SET PROBLEM: The records that follow need to be output exactly as they are.

GIVEN DATA:

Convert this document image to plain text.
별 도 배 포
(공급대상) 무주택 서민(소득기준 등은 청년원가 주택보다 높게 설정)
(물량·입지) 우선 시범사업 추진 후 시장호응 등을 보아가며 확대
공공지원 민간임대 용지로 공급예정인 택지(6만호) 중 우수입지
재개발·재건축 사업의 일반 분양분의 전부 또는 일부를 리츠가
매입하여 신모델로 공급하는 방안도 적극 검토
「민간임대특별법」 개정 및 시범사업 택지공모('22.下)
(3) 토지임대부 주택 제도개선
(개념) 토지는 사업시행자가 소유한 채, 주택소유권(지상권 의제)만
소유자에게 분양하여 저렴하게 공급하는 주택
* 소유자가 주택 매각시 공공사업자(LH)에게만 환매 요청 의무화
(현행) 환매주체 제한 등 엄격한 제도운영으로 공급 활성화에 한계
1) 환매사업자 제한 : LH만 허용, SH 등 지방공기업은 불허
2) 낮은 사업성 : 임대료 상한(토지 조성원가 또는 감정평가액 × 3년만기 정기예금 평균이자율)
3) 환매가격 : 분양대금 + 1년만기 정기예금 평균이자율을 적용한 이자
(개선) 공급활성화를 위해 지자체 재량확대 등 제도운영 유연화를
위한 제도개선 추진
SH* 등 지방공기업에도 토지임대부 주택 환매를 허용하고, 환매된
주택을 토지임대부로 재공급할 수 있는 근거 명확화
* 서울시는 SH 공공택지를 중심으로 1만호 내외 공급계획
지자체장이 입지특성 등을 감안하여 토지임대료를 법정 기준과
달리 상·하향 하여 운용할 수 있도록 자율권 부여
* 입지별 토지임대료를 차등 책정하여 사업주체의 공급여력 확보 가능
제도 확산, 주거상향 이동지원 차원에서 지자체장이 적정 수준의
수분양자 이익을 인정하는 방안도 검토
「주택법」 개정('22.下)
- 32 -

FULL OUTPUT:
Convert this document image to plain text.
별 도 배 포
(공급대상) 무주택 서민(소득기준 등은 청년원가 주택보다 높게 설정)
(물량·입지) 우선 시범사업 추진 후 시장호응 등을 보아가며 확대
공공지원 민간임대 용지로 공급예정인 택지(6만호) 중 우수입지
재개발·재건축 사업의 일반 분양분의 전부 또는 일부를 리츠가
매입하여 신모델로 공급하는 방안도 적극 검토
「민간임대특별법」 개정 및 시범사업 택지공모('22.下)
(3) 토지임대부 주택 제도개선
(개념) 토지는 사업시행자가 소유한 채, 주택소유권(지상권 의제)만
소유자에게 분양하여 저렴하게 공급하는 주택
* 소유자가 주택 매각시 공공사업자(LH)에게만 환매 요청 의무화
(현행) 환매주체 제한 등 엄격한 제도운영으로 공급 활성화에 한계
1) 환매사업자 제한 : LH만 허용, SH 등 지방공기업은 불허
2) 낮은 사업성 : 임대료 상한(토지 조성원가 또는 감정평가액 × 3년만기 정기예금 평균이자율)
3) 환매가격 : 분양대금 + 1년만기 정기예금 평균이자율을 적용한 이자
(개선) 공급활성화를 위해 지자체 재량확대 등 제도운영 유연화를
위한 제도개선 추진
SH* 등 지방공기업에도 토지임대부 주택 환매를 허용하고, 환매된
주택을 토지임대부로 재공급할 수 있는 근거 명확화
* 서울시는 SH 공공택지를 중심으로 1만호 내외 공급계획
지자체장이 입지특성 등을 감안하여 토지임대료를 법정 기준과
달리 상·하향 하여 운용할 수 있도록 자율권 부여
* 입지별 토지임대료를 차등 책정하여 사업주체의 공급여력 확보 가능
제도 확산, 주거상향 이동지원 차원에서 지자체장이 적정 수준의
수분양자 이익을 인정하는 방안도 검토
「주택법」 개정('22.下)
- 32 -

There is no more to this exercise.